__DO THIS__: Copy each line below exactly and leave the pictures out.

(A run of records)
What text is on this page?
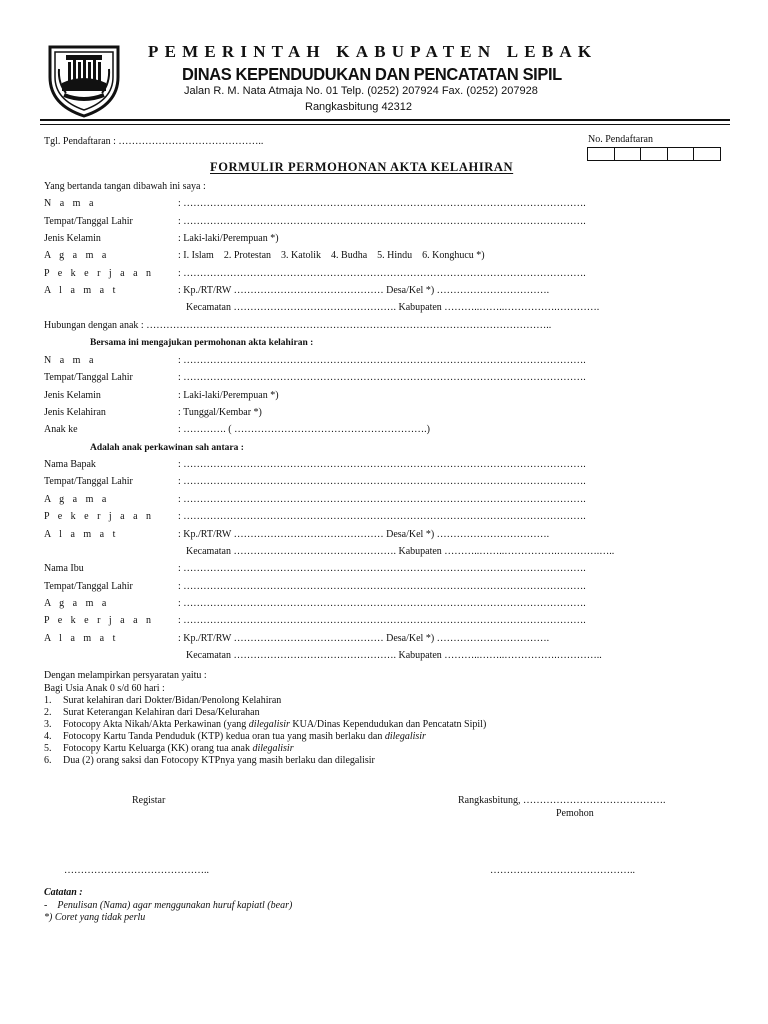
PEMERINTAH KABUPATEN LEBAK
DINAS KEPENDUDUKAN DAN PENCATATAN SIPIL
Jalan R. M. Nata Atmaja No. 01 Telp. (0252) 207924 Fax. (0252) 207928
Rangkasbitung 42312
Tgl. Pendaftaran : ……………………………………..	No. Pendaftaran
FORMULIR PERMOHONAN AKTA KELAHIRAN
Yang bertanda tangan dibawah ini saya :
N a m a	: ………………………………………………………………………………………………………….
Tempat/Tanggal Lahir	: ………………………………………………………………………………………………………….
Jenis Kelamin	: Laki-laki/Perempuan *)
A g a m a	: I. Islam    2. Protestan    3. Katolik    4. Budha    5. Hindu    6. Konghucu *)
P e k e r j a a n : ………………………………………………………………………………………………………….
A l a m a t	: Kp./RT/RW ……………………………………… Desa/Kel *) …………………………….
Kecamatan …………………………………………. Kabupaten ………..……..…………….………….
Hubungan dengan anak : …………………………………………………………………………………………………………..
Bersama ini mengajukan permohonan akta kelahiran :
N a m a	: ………………………………………………………………………………………………………….
Tempat/Tanggal Lahir	: ………………………………………………………………………………………………………….
Jenis Kelamin	: Laki-laki/Perempuan *)
Jenis Kelahiran	: Tunggal/Kembar *)
Anak ke	: …………. ( ………………………………………………….)
Adalah anak perkawinan sah antara :
Nama Bapak	: ………………………………………………………………………………………………………….
Tempat/Tanggal Lahir	: ………………………………………………………………………………………………………….
A g a m a	: ………………………………………………………………………………………………………….
P e k e r j a a n : ………………………………………………………………………………………………………….
A l a m a t	: Kp./RT/RW ……………………………………… Desa/Kel *) …………………………….
Kecamatan …………………………………………. Kabupaten ………..……..…………….………….…..
Nama Ibu	: ………………………………………………………………………………………………………….
Tempat/Tanggal Lahir	: ………………………………………………………………………………………………………….
A g a m a	: ………………………………………………………………………………………………………….
P e k e r j a a n : ………………………………………………………………………………………………………….
A l a m a t	: Kp./RT/RW ……………………………………… Desa/Kel *) …………………………….
Kecamatan …………………………………………. Kabupaten ………..……..…………….…………..
Dengan melampirkan persyaratan yaitu :
Bagi Usia Anak 0 s/d 60 hari :
1. Surat kelahiran dari Dokter/Bidan/Penolong Kelahiran
2. Surat Keterangan Kelahiran dari Desa/Kelurahan
3. Fotocopy Akta Nikah/Akta Perkawinan (yang dilegalisir KUA/Dinas Kependudukan dan Pencatatn Sipil)
4. Fotocopy Kartu Tanda Penduduk (KTP) kedua oran tua yang masih berlaku dan dilegalisir
5. Fotocopy Kartu Keluarga (KK) orang tua anak dilegalisir
6. Dua (2) orang saksi dan Fotocopy KTPnya yang masih berlaku dan dilegalisir
Registar	Rangkasbitung, …………………………………….
Pemohon
……………………………………..	……………………………………..
Catatan :
-    Penulisan (Nama) agar menggunakan huruf kapiatl (bear)
*) Coret yang tidak perlu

__RIGHT ANSWER__:
What text is on this page?
PEMERINTAH KABUPATEN LEBAK
DINAS KEPENDUDUKAN DAN PENCATATAN SIPIL
Jalan R. M. Nata Atmaja No. 01 Telp. (0252) 207924 Fax. (0252) 207928
Rangkasbitung 42312
Tgl. Pendaftaran : ……………………………………..	No. Pendaftaran
FORMULIR PERMOHONAN AKTA KELAHIRAN
Yang bertanda tangan dibawah ini saya :
N a m a	: ………………………………………………………………………………………………………….
Tempat/Tanggal Lahir	: ………………………………………………………………………………………………………….
Jenis Kelamin	: Laki-laki/Perempuan *)
A g a m a	: I. Islam    2. Protestan    3. Katolik    4. Budha    5. Hindu    6. Konghucu *)
P e k e r j a a n : ………………………………………………………………………………………………………….
A l a m a t	: Kp./RT/RW ……………………………………… Desa/Kel *) …………………………….
Kecamatan …………………………………………. Kabupaten ………..……..…………….………….
Hubungan dengan anak : …………………………………………………………………………………………………………..
Bersama ini mengajukan permohonan akta kelahiran :
N a m a	: ………………………………………………………………………………………………………….
Tempat/Tanggal Lahir	: ………………………………………………………………………………………………………….
Jenis Kelamin	: Laki-laki/Perempuan *)
Jenis Kelahiran	: Tunggal/Kembar *)
Anak ke	: …………. ( ………………………………………………….)
Adalah anak perkawinan sah antara :
Nama Bapak	: ………………………………………………………………………………………………………….
Tempat/Tanggal Lahir	: ………………………………………………………………………………………………………….
A g a m a	: ………………………………………………………………………………………………………….
P e k e r j a a n : ………………………………………………………………………………………………………….
A l a m a t	: Kp./RT/RW ……………………………………… Desa/Kel *) …………………………….
Kecamatan …………………………………………. Kabupaten ………..……..…………….………….…..
Nama Ibu	: ………………………………………………………………………………………………………….
Tempat/Tanggal Lahir	: ………………………………………………………………………………………………………….
A g a m a	: ………………………………………………………………………………………………………….
P e k e r j a a n : ………………………………………………………………………………………………………….
A l a m a t	: Kp./RT/RW ……………………………………… Desa/Kel *) …………………………….
Kecamatan …………………………………………. Kabupaten ………..……..…………….…………..
Dengan melampirkan persyaratan yaitu :
Bagi Usia Anak 0 s/d 60 hari :
1. Surat kelahiran dari Dokter/Bidan/Penolong Kelahiran
2. Surat Keterangan Kelahiran dari Desa/Kelurahan
3. Fotocopy Akta Nikah/Akta Perkawinan (yang dilegalisir KUA/Dinas Kependudukan dan Pencatatn Sipil)
4. Fotocopy Kartu Tanda Penduduk (KTP) kedua oran tua yang masih berlaku dan dilegalisir
5. Fotocopy Kartu Keluarga (KK) orang tua anak dilegalisir
6. Dua (2) orang saksi dan Fotocopy KTPnya yang masih berlaku dan dilegalisir
Registar	Rangkasbitung, …………………………………….
Pemohon
……………………………………..	……………………………………..
Catatan :
-    Penulisan (Nama) agar menggunakan huruf kapiatl (bear)
*) Coret yang tidak perlu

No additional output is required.